■ Stated goal 1 ■
In two sentences, summarize the newsgroup post about memorizing speeches.

■ Document text ■
--

XPost: rec.arts.startrek.current, rec.arts.tv   
   From: nebusj@rpi.edu   
      
   Chris Applegate writes:   
      
   > [ Troi ] memorized [ Archer's Wordless Speech ]   
   >it in grammar school. This is remarkable to an American audience for two   
   >reasons:   
      
   >1. We don't memorize any passages of great length. Other than mental   
   >exercise, I don't see any reason to memorize speeches. The task might be   
   >more useful for Betazoids, though.   
      
    Uh ... memorizing speeches, or at least reasonably extended bits   
   of text, comes and goes in importance in American education; at the moment   
   it's out of fashion, generally (though I recall having to memorize a   
   couple Shakespeare soliloquies; I've still got most of Hamlet's on call,   
   too) outside of Schoolhouse Rock.   
      
      
   >2. None of our great speeches commemorate the founding of our nation,   
   >any of its governments, or any supranational bodies of governance. This   
   >is somewhat subjective, and probably skewed by the somewhat recent   
   >inventions of radio and television, but the closest to a founding speech   
   >I can remember for the USA is, "A republic, if you can keep it." The   
   >whys and wherefores were all in the founding documents. I've got no idea   
   >what anyone might have said when NATO or the UN began operating.

--

■ Supplied material ■

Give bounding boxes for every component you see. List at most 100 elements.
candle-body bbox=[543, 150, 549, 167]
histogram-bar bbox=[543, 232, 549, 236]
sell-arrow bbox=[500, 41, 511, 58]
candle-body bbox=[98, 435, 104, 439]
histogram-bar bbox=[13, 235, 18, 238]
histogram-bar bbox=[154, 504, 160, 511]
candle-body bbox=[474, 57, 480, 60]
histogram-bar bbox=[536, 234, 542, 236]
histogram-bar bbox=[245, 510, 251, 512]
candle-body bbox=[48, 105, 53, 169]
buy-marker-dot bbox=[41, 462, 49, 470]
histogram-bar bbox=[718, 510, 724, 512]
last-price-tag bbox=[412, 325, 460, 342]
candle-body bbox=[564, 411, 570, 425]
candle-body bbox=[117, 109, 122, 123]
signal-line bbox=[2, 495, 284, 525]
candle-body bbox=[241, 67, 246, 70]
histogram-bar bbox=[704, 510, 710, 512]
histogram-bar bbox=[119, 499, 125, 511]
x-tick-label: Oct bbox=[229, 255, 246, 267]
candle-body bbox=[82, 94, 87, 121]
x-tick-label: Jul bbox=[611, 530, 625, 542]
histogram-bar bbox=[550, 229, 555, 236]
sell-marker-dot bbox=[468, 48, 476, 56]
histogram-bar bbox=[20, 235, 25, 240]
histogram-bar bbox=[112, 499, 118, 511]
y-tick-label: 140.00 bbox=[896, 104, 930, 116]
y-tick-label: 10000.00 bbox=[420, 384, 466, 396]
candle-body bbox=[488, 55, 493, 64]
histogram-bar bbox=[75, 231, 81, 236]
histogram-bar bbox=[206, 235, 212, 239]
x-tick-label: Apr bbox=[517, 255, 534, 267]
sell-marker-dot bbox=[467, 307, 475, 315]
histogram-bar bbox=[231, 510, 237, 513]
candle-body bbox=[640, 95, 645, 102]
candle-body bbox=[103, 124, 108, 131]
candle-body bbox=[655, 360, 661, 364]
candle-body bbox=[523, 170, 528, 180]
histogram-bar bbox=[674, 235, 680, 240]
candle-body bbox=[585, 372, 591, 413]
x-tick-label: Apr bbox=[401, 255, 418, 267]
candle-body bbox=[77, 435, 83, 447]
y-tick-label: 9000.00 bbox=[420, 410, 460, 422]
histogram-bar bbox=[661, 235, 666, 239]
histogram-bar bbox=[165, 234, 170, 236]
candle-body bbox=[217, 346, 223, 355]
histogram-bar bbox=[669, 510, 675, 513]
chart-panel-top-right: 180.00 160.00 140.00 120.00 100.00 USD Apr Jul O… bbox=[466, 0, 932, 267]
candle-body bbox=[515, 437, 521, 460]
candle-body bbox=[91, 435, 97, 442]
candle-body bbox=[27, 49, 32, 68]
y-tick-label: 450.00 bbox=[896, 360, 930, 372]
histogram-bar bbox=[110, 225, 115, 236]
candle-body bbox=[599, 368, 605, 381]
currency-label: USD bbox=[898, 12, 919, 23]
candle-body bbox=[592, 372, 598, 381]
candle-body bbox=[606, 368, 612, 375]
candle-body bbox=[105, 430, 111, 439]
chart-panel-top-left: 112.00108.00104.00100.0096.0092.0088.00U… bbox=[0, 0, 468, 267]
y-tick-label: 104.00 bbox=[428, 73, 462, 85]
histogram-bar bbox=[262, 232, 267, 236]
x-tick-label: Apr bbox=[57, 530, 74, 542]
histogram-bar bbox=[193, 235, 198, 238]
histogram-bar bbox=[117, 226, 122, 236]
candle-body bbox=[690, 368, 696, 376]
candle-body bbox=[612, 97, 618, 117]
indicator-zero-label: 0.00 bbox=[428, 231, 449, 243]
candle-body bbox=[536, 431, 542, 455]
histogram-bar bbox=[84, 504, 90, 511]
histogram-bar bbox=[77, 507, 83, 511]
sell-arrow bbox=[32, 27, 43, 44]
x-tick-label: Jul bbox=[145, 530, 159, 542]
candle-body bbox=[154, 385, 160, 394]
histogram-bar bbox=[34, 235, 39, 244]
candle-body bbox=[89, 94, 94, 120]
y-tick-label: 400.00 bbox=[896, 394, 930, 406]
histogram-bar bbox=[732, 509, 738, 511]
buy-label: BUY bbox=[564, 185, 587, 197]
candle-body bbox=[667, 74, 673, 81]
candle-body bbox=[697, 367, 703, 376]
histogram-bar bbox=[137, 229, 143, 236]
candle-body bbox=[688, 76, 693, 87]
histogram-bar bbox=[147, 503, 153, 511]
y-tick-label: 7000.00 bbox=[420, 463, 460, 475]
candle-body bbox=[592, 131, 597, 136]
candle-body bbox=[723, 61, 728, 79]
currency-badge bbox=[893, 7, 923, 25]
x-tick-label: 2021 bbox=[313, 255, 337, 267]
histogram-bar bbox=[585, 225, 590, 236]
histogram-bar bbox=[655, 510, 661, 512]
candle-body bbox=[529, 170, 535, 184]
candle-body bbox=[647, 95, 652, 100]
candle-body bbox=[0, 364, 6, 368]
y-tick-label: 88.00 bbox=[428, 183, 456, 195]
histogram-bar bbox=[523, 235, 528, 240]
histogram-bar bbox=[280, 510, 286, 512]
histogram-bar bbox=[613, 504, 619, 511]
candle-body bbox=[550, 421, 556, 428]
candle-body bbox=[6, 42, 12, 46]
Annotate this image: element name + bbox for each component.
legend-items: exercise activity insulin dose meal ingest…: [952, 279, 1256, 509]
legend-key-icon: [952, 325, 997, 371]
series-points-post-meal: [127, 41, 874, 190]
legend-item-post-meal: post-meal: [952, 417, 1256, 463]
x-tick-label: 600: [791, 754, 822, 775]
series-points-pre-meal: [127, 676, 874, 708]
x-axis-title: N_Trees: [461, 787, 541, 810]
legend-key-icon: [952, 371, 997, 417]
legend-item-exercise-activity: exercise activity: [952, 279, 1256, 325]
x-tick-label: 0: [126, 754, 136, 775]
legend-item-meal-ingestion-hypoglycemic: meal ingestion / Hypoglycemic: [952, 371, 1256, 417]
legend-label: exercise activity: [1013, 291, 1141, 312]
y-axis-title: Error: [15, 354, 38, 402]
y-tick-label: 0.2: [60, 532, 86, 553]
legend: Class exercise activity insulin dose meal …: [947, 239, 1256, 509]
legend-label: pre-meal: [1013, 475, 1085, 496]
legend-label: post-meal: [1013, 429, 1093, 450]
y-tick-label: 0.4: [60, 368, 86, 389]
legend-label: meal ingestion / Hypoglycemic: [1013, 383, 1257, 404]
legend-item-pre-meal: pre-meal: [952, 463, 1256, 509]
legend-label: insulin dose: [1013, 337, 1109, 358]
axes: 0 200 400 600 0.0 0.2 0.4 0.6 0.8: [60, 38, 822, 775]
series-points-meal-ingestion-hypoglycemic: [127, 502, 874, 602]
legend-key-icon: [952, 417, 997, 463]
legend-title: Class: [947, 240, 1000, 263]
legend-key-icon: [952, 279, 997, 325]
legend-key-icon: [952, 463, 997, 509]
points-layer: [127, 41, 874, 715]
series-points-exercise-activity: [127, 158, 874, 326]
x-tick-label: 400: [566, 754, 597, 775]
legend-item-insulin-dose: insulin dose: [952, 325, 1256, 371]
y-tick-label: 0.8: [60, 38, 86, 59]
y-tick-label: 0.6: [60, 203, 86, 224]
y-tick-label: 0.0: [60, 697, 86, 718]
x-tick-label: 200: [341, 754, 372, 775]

--

■ Stated goal 2 ■
Reproduce the lines of the records verbatim, starting at the first line of the records and ending at the line that contains "candle-body bbox=[523, 170, 528, 180]", with both of those lines included.

■ Worked solution 1 ■
Chris Applegate is quoted as finding Troi's memorization of Archer's Wordless Speech remarkable to Americans, who do not memorize long passages and whose great speeches do not commemorate the nation's founding or its governments. The writer replies that memorizing speeches comes and goes in importance in American education and is currently out of fashion, though the writer recalls memorizing a couple of Shakespeare soliloquies and still knows most of Hamlet's.

■ Worked solution 2 ■
Give bounding boxes for every component you see. List at most 100 elements.
candle-body bbox=[543, 150, 549, 167]
histogram-bar bbox=[543, 232, 549, 236]
sell-arrow bbox=[500, 41, 511, 58]
candle-body bbox=[98, 435, 104, 439]
histogram-bar bbox=[13, 235, 18, 238]
histogram-bar bbox=[154, 504, 160, 511]
candle-body bbox=[474, 57, 480, 60]
histogram-bar bbox=[536, 234, 542, 236]
histogram-bar bbox=[245, 510, 251, 512]
candle-body bbox=[48, 105, 53, 169]
buy-marker-dot bbox=[41, 462, 49, 470]
histogram-bar bbox=[718, 510, 724, 512]
last-price-tag bbox=[412, 325, 460, 342]
candle-body bbox=[564, 411, 570, 425]
candle-body bbox=[117, 109, 122, 123]
signal-line bbox=[2, 495, 284, 525]
candle-body bbox=[241, 67, 246, 70]
histogram-bar bbox=[704, 510, 710, 512]
histogram-bar bbox=[119, 499, 125, 511]
x-tick-label: Oct bbox=[229, 255, 246, 267]
candle-body bbox=[82, 94, 87, 121]
x-tick-label: Jul bbox=[611, 530, 625, 542]
histogram-bar bbox=[550, 229, 555, 236]
sell-marker-dot bbox=[468, 48, 476, 56]
histogram-bar bbox=[20, 235, 25, 240]
histogram-bar bbox=[112, 499, 118, 511]
y-tick-label: 140.00 bbox=[896, 104, 930, 116]
y-tick-label: 10000.00 bbox=[420, 384, 466, 396]
candle-body bbox=[488, 55, 493, 64]
histogram-bar bbox=[75, 231, 81, 236]
histogram-bar bbox=[206, 235, 212, 239]
x-tick-label: Apr bbox=[517, 255, 534, 267]
sell-marker-dot bbox=[467, 307, 475, 315]
histogram-bar bbox=[231, 510, 237, 513]
candle-body bbox=[640, 95, 645, 102]
candle-body bbox=[103, 124, 108, 131]
candle-body bbox=[655, 360, 661, 364]
candle-body bbox=[523, 170, 528, 180]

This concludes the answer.